## Aim of the task:
List each line of the data in which the string "mich" appears.

(Records from a data source)
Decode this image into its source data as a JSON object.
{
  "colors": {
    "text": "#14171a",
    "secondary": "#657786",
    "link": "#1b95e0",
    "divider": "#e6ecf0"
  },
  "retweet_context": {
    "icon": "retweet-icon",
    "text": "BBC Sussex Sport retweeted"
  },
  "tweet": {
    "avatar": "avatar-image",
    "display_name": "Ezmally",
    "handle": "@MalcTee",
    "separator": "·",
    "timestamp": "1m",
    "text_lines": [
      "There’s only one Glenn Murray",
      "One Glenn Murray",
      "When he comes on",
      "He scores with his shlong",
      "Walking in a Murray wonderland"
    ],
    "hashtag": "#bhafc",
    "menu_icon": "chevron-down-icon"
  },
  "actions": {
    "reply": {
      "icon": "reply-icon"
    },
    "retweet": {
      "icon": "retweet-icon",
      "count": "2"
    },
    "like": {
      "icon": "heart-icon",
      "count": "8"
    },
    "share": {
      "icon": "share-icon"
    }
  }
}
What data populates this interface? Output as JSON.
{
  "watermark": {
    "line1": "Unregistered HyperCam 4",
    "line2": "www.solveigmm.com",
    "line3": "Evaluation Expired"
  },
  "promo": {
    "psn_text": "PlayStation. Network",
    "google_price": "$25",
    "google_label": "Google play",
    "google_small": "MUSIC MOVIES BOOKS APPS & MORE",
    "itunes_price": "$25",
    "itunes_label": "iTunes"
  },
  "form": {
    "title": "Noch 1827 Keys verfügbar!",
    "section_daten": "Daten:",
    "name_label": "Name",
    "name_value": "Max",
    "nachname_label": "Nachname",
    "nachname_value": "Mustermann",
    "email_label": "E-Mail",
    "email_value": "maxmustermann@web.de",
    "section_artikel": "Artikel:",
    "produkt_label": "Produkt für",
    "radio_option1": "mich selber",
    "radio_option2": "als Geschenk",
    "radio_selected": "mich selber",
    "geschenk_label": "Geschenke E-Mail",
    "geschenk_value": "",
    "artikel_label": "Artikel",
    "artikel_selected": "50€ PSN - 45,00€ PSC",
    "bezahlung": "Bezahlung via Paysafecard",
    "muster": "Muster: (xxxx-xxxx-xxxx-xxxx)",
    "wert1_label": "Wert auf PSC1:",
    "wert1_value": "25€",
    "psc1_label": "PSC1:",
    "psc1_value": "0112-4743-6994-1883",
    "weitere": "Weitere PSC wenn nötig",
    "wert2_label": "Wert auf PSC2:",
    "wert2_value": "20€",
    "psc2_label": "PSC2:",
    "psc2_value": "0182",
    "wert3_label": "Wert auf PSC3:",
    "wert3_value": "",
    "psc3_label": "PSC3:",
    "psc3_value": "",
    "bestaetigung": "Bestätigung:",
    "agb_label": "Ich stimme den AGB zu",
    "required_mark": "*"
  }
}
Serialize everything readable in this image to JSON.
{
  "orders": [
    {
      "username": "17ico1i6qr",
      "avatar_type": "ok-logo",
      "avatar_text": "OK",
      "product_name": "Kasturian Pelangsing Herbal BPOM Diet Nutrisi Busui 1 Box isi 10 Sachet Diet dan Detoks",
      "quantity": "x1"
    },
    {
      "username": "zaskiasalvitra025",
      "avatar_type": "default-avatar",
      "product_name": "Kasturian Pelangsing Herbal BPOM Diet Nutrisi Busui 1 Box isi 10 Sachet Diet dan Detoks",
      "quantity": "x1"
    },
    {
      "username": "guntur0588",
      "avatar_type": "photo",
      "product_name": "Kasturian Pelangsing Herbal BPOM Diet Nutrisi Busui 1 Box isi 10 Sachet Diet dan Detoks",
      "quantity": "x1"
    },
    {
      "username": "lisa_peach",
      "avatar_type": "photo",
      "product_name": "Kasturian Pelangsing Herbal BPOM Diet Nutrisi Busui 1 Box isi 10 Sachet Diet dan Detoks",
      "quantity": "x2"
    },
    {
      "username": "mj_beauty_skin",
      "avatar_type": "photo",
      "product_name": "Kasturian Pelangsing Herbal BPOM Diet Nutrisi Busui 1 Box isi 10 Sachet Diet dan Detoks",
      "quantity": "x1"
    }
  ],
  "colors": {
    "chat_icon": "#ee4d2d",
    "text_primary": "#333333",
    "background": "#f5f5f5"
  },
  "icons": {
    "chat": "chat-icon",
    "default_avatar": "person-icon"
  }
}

## Output of the exercise:
    "radio_option1": "mich selber",
    "radio_selected": "mich selber",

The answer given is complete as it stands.